**Task instructions**: Gather every line below where "годам" appears.

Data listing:
►
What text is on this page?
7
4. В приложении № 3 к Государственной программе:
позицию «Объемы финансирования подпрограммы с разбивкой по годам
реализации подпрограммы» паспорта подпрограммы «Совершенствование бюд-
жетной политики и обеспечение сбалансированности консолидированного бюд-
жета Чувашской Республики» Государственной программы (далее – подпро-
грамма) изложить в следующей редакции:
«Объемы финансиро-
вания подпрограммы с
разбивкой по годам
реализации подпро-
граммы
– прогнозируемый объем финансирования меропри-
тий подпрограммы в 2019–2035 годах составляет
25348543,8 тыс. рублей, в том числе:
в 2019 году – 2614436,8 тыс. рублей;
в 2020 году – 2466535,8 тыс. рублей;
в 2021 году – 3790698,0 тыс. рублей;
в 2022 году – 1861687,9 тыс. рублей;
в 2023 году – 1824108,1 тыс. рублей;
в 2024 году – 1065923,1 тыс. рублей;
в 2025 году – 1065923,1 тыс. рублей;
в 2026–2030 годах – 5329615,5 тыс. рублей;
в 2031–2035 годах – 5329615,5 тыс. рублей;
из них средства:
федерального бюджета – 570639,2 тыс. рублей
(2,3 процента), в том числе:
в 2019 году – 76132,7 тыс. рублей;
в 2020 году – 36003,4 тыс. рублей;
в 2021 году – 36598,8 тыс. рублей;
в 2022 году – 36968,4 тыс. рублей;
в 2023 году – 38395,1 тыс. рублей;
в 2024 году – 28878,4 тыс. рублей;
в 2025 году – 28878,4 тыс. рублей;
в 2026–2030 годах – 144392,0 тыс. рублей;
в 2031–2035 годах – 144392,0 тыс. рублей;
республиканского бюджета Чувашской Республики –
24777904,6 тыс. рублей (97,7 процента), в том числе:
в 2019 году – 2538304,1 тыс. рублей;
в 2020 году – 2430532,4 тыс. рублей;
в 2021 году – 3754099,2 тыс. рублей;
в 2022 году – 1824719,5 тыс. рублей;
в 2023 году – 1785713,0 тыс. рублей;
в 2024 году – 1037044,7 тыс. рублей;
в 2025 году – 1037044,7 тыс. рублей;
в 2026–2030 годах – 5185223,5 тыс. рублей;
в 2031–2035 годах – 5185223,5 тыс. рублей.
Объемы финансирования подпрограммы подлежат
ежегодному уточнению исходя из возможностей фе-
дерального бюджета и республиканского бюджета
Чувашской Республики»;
◄
**Answer**:
позицию «Объемы финансирования подпрограммы с разбивкой по годам
разбивкой по годам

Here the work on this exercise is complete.